## YOUR TASK
Restate each of the lines given below, word for word.

## INFORMATION PROVIDED
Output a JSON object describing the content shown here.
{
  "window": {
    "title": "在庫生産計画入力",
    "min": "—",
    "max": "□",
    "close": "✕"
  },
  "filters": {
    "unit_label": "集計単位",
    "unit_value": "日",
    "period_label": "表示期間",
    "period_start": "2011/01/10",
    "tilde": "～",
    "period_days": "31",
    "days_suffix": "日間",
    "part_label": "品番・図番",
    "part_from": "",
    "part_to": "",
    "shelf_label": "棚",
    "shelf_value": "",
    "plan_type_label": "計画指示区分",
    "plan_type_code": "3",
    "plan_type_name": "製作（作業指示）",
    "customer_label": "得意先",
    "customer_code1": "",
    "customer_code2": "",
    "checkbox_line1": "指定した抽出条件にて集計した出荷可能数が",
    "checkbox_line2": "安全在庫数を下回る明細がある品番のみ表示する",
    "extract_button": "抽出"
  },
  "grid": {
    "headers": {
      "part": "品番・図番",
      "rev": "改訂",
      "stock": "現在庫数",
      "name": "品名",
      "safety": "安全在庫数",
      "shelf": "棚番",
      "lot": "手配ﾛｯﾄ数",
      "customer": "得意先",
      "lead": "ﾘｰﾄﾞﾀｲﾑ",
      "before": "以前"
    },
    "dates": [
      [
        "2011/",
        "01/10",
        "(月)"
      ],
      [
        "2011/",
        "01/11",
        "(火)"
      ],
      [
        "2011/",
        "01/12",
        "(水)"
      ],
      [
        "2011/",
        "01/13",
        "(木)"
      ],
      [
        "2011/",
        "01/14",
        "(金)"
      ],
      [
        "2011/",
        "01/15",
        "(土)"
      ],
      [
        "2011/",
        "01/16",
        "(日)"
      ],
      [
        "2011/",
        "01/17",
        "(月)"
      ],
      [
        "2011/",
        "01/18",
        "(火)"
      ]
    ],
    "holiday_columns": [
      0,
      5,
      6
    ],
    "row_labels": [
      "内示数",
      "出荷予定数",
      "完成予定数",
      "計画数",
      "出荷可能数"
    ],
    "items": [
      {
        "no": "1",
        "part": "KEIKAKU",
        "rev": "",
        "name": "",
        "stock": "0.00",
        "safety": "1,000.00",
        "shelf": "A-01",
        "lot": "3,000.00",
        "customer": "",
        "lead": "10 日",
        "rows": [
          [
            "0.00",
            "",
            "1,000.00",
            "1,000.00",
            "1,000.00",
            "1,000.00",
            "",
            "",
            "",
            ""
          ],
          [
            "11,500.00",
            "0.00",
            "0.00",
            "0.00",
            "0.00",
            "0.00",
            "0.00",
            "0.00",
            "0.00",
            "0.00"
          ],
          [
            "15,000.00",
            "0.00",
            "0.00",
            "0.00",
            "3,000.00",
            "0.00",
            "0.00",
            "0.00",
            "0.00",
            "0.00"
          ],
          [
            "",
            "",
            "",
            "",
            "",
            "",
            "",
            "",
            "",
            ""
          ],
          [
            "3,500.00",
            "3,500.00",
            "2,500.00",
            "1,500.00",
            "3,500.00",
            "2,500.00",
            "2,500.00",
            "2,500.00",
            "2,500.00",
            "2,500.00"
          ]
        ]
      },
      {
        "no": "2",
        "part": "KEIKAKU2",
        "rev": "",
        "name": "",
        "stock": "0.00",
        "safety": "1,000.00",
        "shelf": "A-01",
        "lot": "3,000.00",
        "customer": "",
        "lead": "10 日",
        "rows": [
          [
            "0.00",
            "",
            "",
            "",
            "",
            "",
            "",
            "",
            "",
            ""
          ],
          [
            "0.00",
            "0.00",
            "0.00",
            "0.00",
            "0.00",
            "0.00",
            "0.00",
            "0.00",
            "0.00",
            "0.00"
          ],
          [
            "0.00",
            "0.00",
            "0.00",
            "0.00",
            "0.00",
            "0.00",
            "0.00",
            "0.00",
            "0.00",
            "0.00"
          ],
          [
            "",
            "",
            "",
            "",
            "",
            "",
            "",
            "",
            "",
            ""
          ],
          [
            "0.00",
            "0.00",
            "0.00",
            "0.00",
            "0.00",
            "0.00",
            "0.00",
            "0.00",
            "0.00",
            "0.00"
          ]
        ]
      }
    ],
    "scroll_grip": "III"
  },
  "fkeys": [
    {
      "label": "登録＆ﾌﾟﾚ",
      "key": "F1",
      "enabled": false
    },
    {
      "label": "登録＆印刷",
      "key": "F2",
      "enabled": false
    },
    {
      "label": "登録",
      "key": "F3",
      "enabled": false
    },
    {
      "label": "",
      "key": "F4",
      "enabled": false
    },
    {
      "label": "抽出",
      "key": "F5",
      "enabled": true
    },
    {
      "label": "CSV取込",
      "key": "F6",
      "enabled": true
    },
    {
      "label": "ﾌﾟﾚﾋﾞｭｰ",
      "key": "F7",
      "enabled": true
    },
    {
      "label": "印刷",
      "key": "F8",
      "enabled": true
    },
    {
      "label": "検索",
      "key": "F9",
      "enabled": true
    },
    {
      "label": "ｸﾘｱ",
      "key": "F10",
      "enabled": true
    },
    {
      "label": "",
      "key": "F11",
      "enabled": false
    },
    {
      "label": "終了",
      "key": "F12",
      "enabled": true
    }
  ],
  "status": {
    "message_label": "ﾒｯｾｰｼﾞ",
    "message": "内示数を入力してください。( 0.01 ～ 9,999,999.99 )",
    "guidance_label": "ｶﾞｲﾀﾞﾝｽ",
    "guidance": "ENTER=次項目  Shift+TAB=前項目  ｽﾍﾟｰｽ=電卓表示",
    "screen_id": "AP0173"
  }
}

## RESULT
Output a JSON object describing the content shown here.
{
  "window": {
    "title": "在庫生産計画入力",
    "min": "—",
    "max": "□",
    "close": "✕"
  },
  "filters": {
    "unit_label": "集計単位",
    "unit_value": "日",
    "period_label": "表示期間",
    "period_start": "2011/01/10",
    "tilde": "～",
    "period_days": "31",
    "days_suffix": "日間",
    "part_label": "品番・図番",
    "part_from": "",
    "part_to": "",
    "shelf_label": "棚",
    "shelf_value": "",
    "plan_type_label": "計画指示区分",
    "plan_type_code": "3",
    "plan_type_name": "製作（作業指示）",
    "customer_label": "得意先",
    "customer_code1": "",
    "customer_code2": "",
    "checkbox_line1": "指定した抽出条件にて集計した出荷可能数が",
    "checkbox_line2": "安全在庫数を下回る明細がある品番のみ表示する",
    "extract_button": "抽出"
  },
  "grid": {
    "headers": {
      "part": "品番・図番",
      "rev": "改訂",
      "stock": "現在庫数",
      "name": "品名",
      "safety": "安全在庫数",
      "shelf": "棚番",
      "lot": "手配ﾛｯﾄ数",
      "customer": "得意先",
      "lead": "ﾘｰﾄﾞﾀｲﾑ",
      "before": "以前"
    },
    "dates": [
      [
        "2011/",
        "01/10",
        "(月)"
      ],
      [
        "2011/",
        "01/11",
        "(火)"
      ],
      [
        "2011/",
        "01/12",
        "(水)"
      ],
      [
        "2011/",
        "01/13",
        "(木)"
      ],
      [
        "2011/",
        "01/14",
        "(金)"
      ],
      [
        "2011/",
        "01/15",
        "(土)"
      ],
      [
        "2011/",
        "01/16",
        "(日)"
      ],
      [
        "2011/",
        "01/17",
        "(月)"
      ],
      [
        "2011/",
        "01/18",
        "(火)"
      ]
    ],
    "holiday_columns": [
      0,
      5,
      6
    ],
    "row_labels": [
      "内示数",
      "出荷予定数",
      "完成予定数",
      "計画数",
      "出荷可能数"
    ],
    "items": [
      {
        "no": "1",
        "part": "KEIKAKU",
        "rev": "",
        "name": "",
        "stock": "0.00",
        "safety": "1,000.00",
        "shelf": "A-01",
        "lot": "3,000.00",
        "customer": "",
        "lead": "10 日",
        "rows": [
          [
            "0.00",
            "",
            "1,000.00",
            "1,000.00",
            "1,000.00",
            "1,000.00",
            "",
            "",
            "",
            ""
          ],
          [
            "11,500.00",
            "0.00",
            "0.00",
            "0.00",
            "0.00",
            "0.00",
            "0.00",
            "0.00",
            "0.00",
            "0.00"
          ],
          [
            "15,000.00",
            "0.00",
            "0.00",
            "0.00",
            "3,000.00",
            "0.00",
            "0.00",
            "0.00",
            "0.00",
            "0.00"
          ],
          [
            "",
            "",
            "",
            "",
            "",
            "",
            "",
            "",
            "",
            ""
          ],
          [
            "3,500.00",
            "3,500.00",
            "2,500.00",
            "1,500.00",
            "3,500.00",
            "2,500.00",
            "2,500.00",
            "2,500.00",
            "2,500.00",
            "2,500.00"
          ]
        ]
      },
      {
        "no": "2",
        "part": "KEIKAKU2",
        "rev": "",
        "name": "",
        "stock": "0.00",
        "safety": "1,000.00",
        "shelf": "A-01",
        "lot": "3,000.00",
        "customer": "",
        "lead": "10 日",
        "rows": [
          [
            "0.00",
            "",
            "",
            "",
            "",
            "",
            "",
            "",
            "",
            ""
          ],
          [
            "0.00",
            "0.00",
            "0.00",
            "0.00",
            "0.00",
            "0.00",
            "0.00",
            "0.00",
            "0.00",
            "0.00"
          ],
          [
            "0.00",
            "0.00",
            "0.00",
            "0.00",
            "0.00",
            "0.00",
            "0.00",
            "0.00",
            "0.00",
            "0.00"
          ],
          [
            "",
            "",
            "",
            "",
            "",
            "",
            "",
            "",
            "",
            ""
          ],
          [
            "0.00",
            "0.00",
            "0.00",
            "0.00",
            "0.00",
            "0.00",
            "0.00",
            "0.00",
            "0.00",
            "0.00"
          ]
        ]
      }
    ],
    "scroll_grip": "III"
  },
  "fkeys": [
    {
      "label": "登録＆ﾌﾟﾚ",
      "key": "F1",
      "enabled": false
    },
    {
      "label": "登録＆印刷",
      "key": "F2",
      "enabled": false
    },
    {
      "label": "登録",
      "key": "F3",
      "enabled": false
    },
    {
      "label": "",
      "key": "F4",
      "enabled": false
    },
    {
      "label": "抽出",
      "key": "F5",
      "enabled": true
    },
    {
      "label": "CSV取込",
      "key": "F6",
      "enabled": true
    },
    {
      "label": "ﾌﾟﾚﾋﾞｭｰ",
      "key": "F7",
      "enabled": true
    },
    {
      "label": "印刷",
      "key": "F8",
      "enabled": true
    },
    {
      "label": "検索",
      "key": "F9",
      "enabled": true
    },
    {
      "label": "ｸﾘｱ",
      "key": "F10",
      "enabled": true
    },
    {
      "label": "",
      "key": "F11",
      "enabled": false
    },
    {
      "label": "終了",
      "key": "F12",
      "enabled": true
    }
  ],
  "status": {
    "message_label": "ﾒｯｾｰｼﾞ",
    "message": "内示数を入力してください。( 0.01 ～ 9,999,999.99 )",
    "guidance_label": "ｶﾞｲﾀﾞﾝｽ",
    "guidance": "ENTER=次項目  Shift+TAB=前項目  ｽﾍﾟｰｽ=電卓表示",
    "screen_id": "AP0173"
  }
}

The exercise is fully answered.